*Request*: Answer with one number: how many lines have "take".

*Material provided*:

+ + + + + + +

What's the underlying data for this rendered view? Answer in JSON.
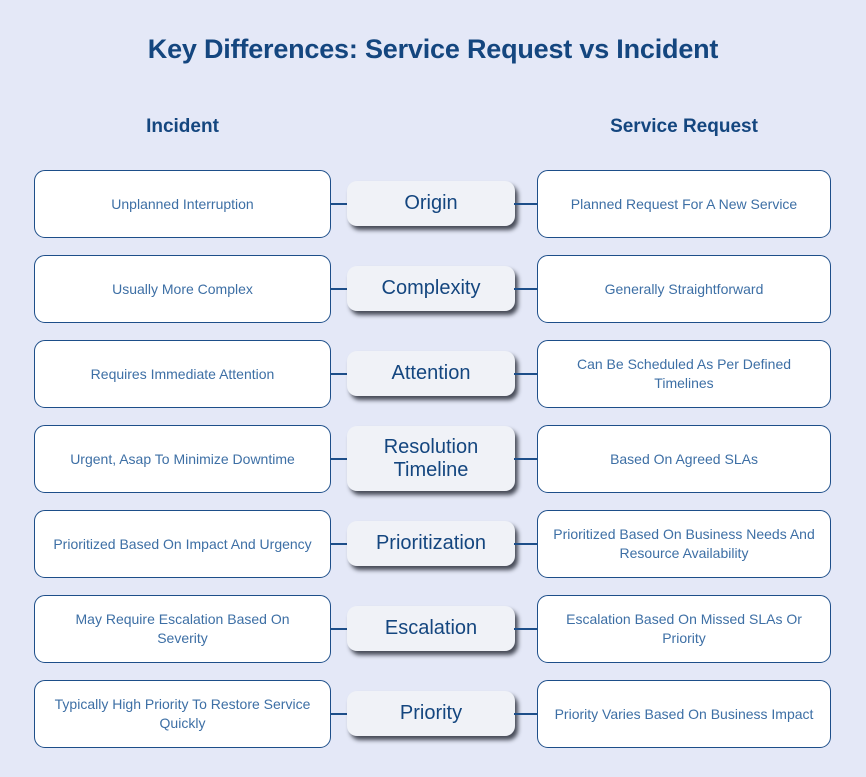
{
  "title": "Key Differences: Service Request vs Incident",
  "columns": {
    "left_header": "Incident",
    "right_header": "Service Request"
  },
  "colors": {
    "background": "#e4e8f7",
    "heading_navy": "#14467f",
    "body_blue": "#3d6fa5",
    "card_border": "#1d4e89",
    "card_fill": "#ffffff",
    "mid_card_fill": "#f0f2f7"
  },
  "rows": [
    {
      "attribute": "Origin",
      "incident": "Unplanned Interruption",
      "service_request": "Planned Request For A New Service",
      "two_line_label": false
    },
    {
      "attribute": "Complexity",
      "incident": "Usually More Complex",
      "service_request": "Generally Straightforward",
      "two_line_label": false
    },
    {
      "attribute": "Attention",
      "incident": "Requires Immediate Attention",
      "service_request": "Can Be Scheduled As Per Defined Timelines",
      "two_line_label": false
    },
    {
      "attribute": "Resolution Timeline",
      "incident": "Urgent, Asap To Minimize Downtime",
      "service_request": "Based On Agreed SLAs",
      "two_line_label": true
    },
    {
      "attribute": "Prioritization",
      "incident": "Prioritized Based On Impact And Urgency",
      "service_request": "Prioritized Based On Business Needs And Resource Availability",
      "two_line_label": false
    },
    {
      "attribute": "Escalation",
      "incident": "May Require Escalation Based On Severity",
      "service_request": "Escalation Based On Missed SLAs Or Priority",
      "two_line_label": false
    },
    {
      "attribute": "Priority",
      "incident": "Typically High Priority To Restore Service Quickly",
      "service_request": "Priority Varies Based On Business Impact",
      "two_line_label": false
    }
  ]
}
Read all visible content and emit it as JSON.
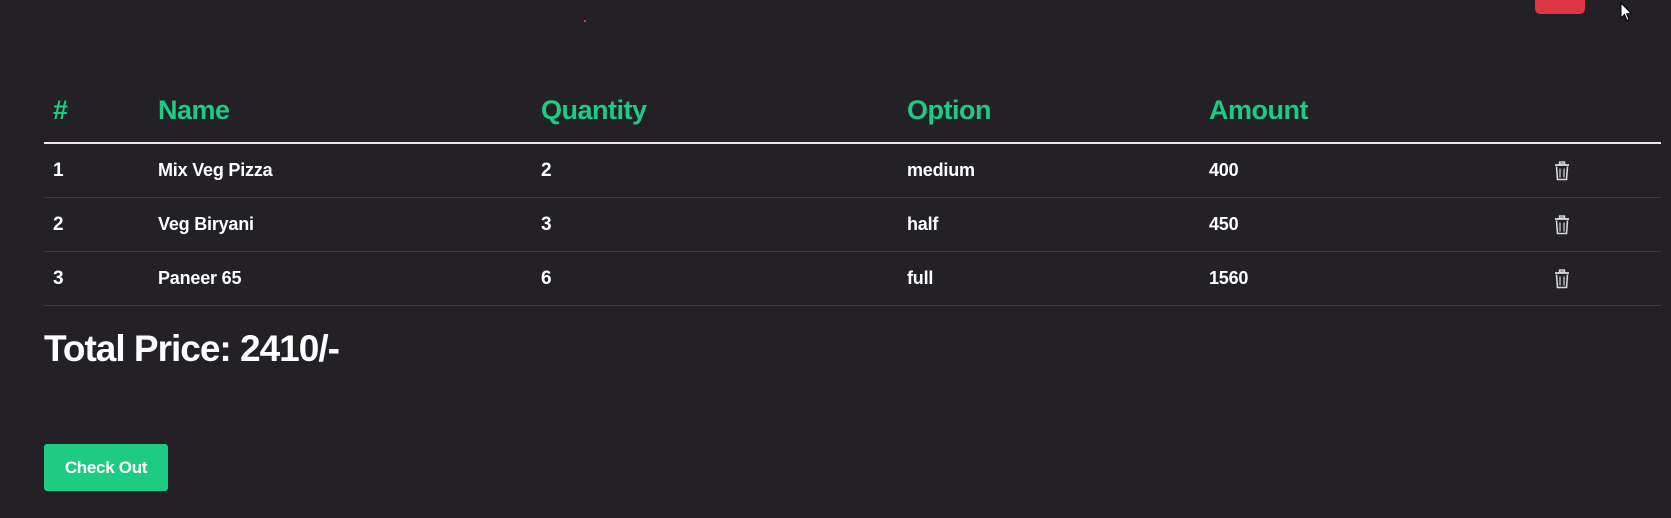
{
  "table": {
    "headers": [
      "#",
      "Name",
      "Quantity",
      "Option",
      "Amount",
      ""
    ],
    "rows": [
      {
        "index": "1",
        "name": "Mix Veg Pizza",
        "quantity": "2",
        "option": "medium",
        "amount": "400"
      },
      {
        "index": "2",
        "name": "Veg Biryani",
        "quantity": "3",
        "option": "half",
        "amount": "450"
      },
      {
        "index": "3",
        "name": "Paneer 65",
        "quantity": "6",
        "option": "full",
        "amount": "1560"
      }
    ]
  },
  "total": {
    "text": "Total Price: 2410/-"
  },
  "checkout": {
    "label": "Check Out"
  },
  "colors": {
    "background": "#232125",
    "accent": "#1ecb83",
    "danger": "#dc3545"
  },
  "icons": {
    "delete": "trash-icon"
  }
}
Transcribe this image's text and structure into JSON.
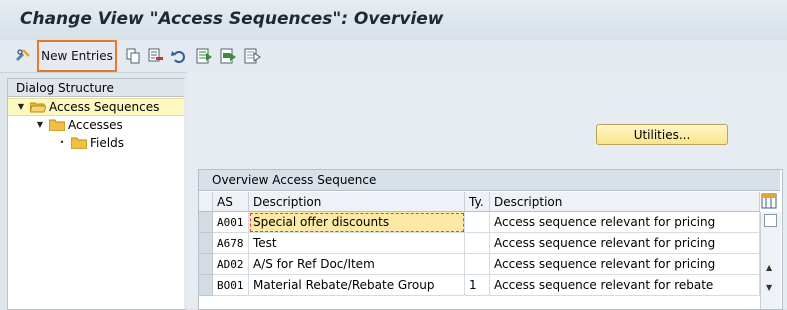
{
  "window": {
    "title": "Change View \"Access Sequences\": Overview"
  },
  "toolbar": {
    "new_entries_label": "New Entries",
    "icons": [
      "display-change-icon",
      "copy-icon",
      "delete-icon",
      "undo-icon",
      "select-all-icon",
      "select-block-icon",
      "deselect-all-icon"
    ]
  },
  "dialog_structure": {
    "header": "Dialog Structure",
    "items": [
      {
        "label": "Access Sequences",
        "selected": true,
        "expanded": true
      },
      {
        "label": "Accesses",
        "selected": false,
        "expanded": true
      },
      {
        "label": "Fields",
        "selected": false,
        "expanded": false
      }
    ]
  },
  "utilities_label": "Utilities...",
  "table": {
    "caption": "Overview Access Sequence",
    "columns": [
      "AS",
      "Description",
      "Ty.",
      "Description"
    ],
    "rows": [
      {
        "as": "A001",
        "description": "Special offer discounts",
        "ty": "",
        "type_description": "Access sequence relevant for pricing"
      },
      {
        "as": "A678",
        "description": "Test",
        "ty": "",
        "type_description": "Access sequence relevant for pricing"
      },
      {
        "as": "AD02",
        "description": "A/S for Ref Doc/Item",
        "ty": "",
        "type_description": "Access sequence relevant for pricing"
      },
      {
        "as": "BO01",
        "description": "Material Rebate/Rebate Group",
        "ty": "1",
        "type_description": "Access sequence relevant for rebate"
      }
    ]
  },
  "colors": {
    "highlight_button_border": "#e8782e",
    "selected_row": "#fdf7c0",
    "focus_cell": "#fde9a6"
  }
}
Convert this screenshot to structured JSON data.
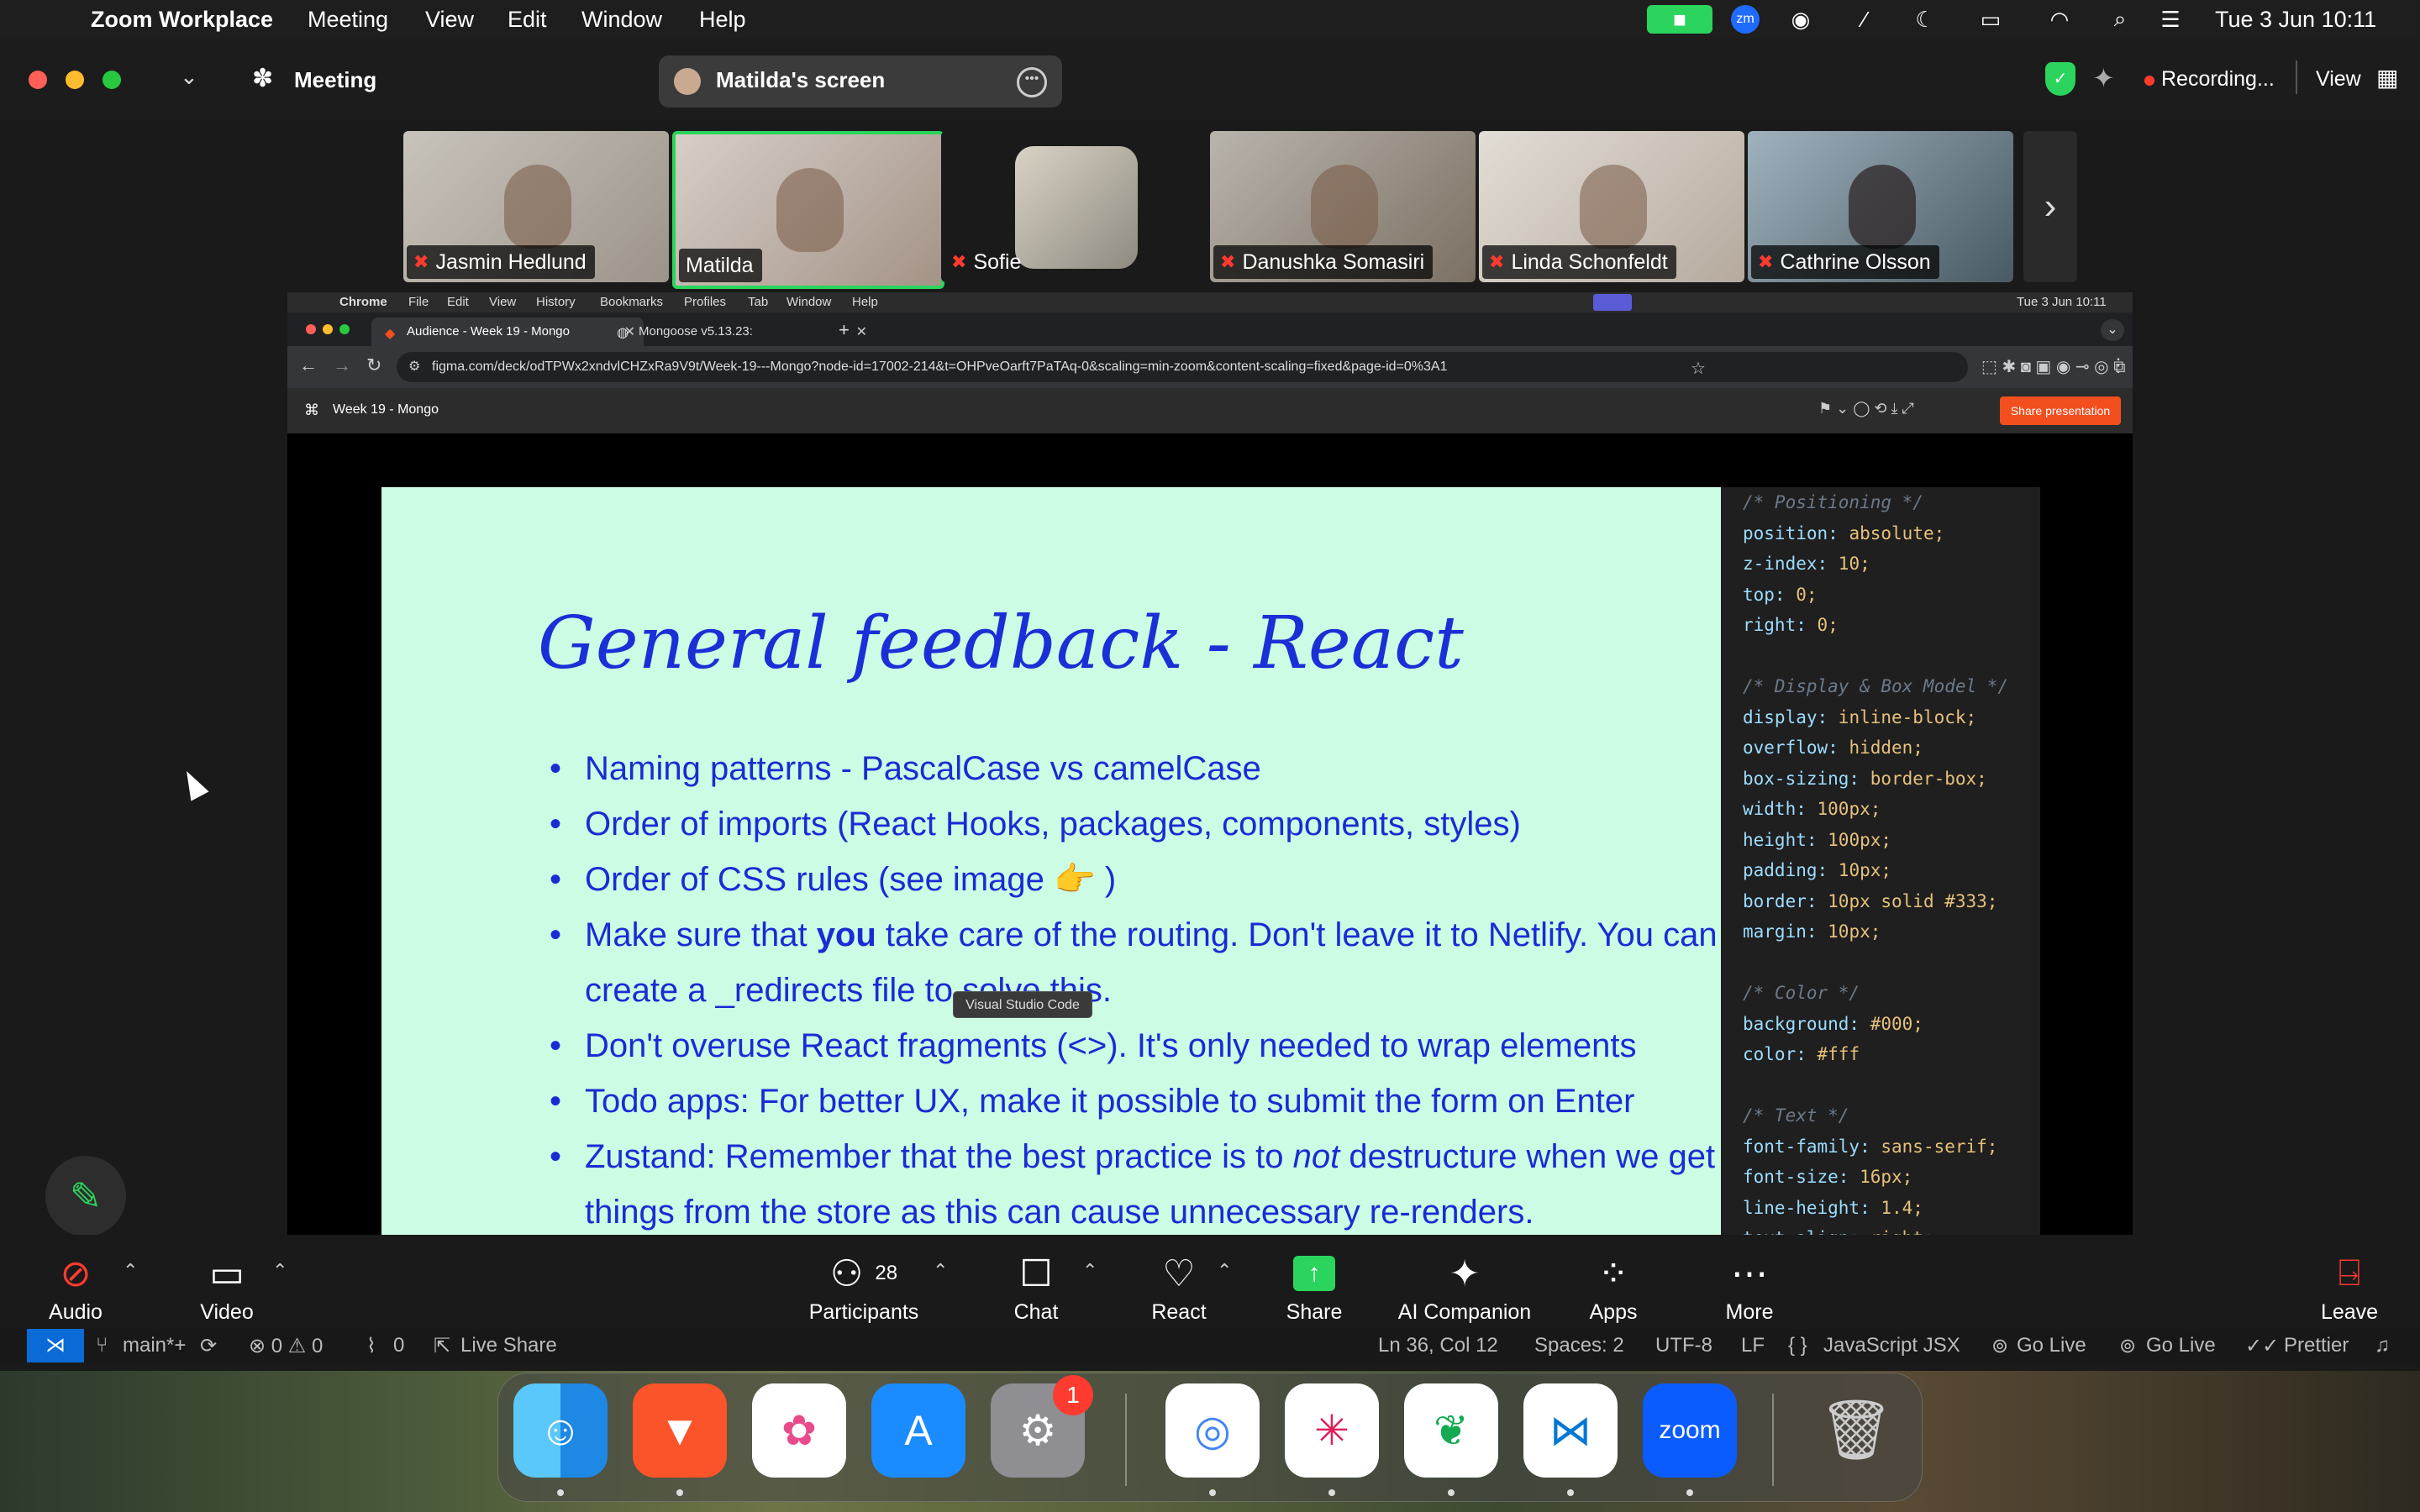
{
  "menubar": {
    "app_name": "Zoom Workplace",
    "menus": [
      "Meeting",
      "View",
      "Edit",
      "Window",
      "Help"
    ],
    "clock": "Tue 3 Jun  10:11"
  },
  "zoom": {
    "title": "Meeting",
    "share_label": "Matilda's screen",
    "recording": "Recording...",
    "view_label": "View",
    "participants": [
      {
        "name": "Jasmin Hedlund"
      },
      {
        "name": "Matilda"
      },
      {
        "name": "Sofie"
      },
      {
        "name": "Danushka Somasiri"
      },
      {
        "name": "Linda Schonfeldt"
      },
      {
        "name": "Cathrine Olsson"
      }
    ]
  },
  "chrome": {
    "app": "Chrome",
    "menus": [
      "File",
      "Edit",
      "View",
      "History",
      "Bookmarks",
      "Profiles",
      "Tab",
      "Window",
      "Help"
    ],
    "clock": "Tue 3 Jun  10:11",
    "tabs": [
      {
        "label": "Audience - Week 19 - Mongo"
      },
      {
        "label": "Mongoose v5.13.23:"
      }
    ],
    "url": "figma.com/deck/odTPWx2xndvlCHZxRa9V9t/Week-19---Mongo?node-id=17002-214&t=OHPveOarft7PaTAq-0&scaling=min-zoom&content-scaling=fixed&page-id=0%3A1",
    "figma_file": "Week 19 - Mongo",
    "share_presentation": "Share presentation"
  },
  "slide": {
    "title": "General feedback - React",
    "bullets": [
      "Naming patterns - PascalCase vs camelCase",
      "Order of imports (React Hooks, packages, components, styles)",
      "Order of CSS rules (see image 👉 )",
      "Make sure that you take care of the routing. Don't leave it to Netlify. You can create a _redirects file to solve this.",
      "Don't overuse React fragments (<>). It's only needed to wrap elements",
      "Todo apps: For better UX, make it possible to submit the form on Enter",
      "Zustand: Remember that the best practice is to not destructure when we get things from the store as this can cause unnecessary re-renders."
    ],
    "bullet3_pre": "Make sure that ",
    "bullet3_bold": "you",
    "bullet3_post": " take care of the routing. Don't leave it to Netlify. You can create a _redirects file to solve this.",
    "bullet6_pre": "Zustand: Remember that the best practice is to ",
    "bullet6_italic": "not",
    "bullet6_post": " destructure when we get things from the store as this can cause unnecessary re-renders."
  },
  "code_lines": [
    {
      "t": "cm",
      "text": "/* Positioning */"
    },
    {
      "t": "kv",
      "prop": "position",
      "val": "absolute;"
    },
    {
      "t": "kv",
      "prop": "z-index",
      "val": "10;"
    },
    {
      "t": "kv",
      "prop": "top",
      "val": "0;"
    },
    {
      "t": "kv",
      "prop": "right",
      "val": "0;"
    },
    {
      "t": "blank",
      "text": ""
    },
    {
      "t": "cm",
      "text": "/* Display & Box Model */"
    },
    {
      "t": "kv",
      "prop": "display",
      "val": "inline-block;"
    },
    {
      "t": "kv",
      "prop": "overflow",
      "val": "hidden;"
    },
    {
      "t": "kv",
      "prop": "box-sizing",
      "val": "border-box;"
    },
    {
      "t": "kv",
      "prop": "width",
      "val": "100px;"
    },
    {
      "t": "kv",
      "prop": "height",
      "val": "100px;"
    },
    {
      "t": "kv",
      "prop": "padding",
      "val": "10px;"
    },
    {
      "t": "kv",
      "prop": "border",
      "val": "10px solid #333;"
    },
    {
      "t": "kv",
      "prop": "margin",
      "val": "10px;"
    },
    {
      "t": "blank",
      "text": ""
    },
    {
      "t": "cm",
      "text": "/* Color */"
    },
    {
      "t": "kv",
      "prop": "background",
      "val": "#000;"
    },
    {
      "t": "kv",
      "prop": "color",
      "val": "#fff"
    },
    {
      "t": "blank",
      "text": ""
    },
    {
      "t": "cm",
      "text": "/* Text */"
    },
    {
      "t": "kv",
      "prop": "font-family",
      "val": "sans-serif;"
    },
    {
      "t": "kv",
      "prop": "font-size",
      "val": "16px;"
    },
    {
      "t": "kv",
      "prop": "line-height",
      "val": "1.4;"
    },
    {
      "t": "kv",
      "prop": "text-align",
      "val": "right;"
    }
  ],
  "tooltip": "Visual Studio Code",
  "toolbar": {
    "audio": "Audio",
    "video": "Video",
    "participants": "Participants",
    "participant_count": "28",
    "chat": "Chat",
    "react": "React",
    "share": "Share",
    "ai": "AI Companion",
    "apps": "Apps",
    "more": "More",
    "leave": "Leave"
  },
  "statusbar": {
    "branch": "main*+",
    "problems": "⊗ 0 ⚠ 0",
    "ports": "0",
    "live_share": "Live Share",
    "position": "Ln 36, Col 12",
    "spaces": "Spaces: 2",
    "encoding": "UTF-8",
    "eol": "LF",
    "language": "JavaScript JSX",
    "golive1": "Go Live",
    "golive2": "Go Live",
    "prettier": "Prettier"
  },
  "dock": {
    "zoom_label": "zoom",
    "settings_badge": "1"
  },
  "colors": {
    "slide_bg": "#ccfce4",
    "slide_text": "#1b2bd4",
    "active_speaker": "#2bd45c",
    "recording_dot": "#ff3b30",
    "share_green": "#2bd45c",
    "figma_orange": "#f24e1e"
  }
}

+ + + + + + +

*Result for this task*: 2